[Stored data]
"""
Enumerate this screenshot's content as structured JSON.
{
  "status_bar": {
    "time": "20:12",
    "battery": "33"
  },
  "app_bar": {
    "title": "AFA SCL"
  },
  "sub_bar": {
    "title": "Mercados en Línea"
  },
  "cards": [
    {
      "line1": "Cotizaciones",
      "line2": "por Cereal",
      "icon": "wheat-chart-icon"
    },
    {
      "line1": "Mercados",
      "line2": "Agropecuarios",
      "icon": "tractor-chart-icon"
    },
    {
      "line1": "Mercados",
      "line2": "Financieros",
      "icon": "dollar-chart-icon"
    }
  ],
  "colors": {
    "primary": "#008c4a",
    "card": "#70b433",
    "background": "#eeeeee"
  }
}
"""
Can you give every line above again, exactly as written?

Enumerate this screenshot's content as structured JSON.
{
  "status_bar": {
    "time": "20:12",
    "battery": "33"
  },
  "app_bar": {
    "title": "AFA SCL"
  },
  "sub_bar": {
    "title": "Mercados en Línea"
  },
  "cards": [
    {
      "line1": "Cotizaciones",
      "line2": "por Cereal",
      "icon": "wheat-chart-icon"
    },
    {
      "line1": "Mercados",
      "line2": "Agropecuarios",
      "icon": "tractor-chart-icon"
    },
    {
      "line1": "Mercados",
      "line2": "Financieros",
      "icon": "dollar-chart-icon"
    }
  ],
  "colors": {
    "primary": "#008c4a",
    "card": "#70b433",
    "background": "#eeeeee"
  }
}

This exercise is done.